◆ **ARTICLE**:
-.-.-

Vigliensoni : Clastique fantastique

Entrevue réalisée par Patrick Baillargeon

Avec Clastic Music présenté à MUTEK, Vigliensoni créé un spectacle interactif où il s’affranchit de l’ordinateur.

Genres et styles : ambient / drone / expérimental

renseignements supplémentaires

Crédit photo : Manuela Martelli

Basé à Montréal mais originaire de Valparaiso au Chili, Gabriel Vigliensoni a connu un certain succès au Chili vers la fin des années 90 avec le groupe alternatif Lucybell, et ensuite la formation électro-acoustique Mismos. Cet ancien élève du conservatoire de Santiago a débuté en parallèle sa carrière solo avec Nata en 2004, un album sur lequel il expérimente avec la techno et le breakbeat. Il a également exploré des chansons à dominante vocale sur Le Règne Animal en 2014, et a amalgamé krautrock et musique électronique avec Jaguar l’année suivante. Détenant un doctorat en technologie musicale à l’université McGill, Vigliensoni a poursuivi des études approfondies sur la conception de nouvelles interfaces musicales et d’algorithmes de recommandation musicale.

-.-.-

◆ **INFORMATIONS AFFICHÉES**:
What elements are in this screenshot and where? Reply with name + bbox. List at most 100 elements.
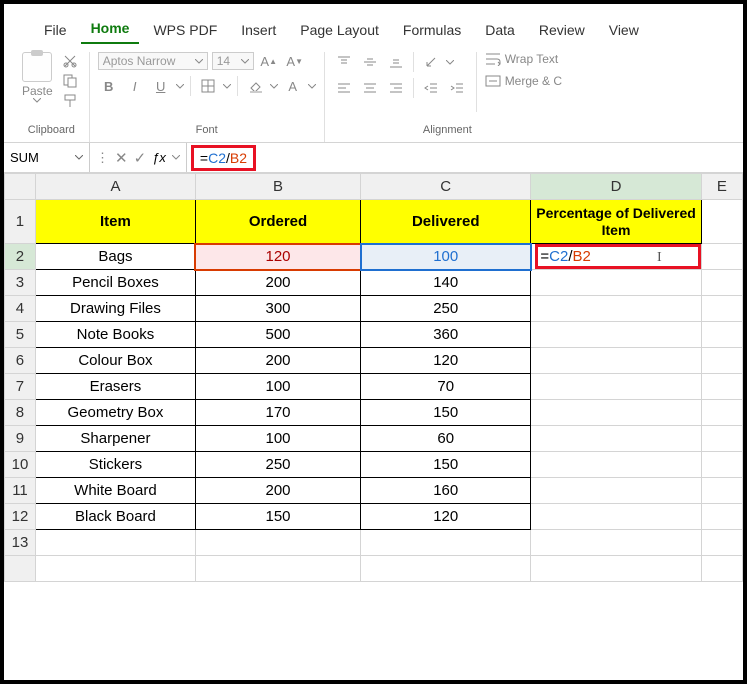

-.-.-

◆ **EXERCICES À FAIRE**:
**a)** Dans l'article sur Vigliensoni, avec quel groupe alternatif a-t-il connu un certain succès au Chili vers la fin des années 90 ?
**b)** Poursuivez l'article sur Vigliensoni à partir de sa dernière phrase.

◆ **RÉPONSES RÉDIGÉES**:
**a)** Avec le groupe Lucybell.

**b)**
Pour son passage à MUTEK cette année, Vigliensoni présentera la première de Clastic Music, une performance en grande partie improvisée et pour laquelle il s’est associé à l’artiste chilien Eduardo Pérez Infante afin de créer une application web permettant aux spectateurs de modifier à leur guise la composante visuelle du spectacle. PAN M 360 s’est entretenu avec le musicien, artiste et chercheur afin qu’il nous explique le sens de son unique démarche.

(Crédit photo : Bruno Destombes)

PAN M 360 : En lisant votre dossier de presse, on apprend que vous avez touché à toutes sortes de musiques avant d’en arriver au projet Clastic Music. Pouvez-vous nous retracer brièvement ce parcours ?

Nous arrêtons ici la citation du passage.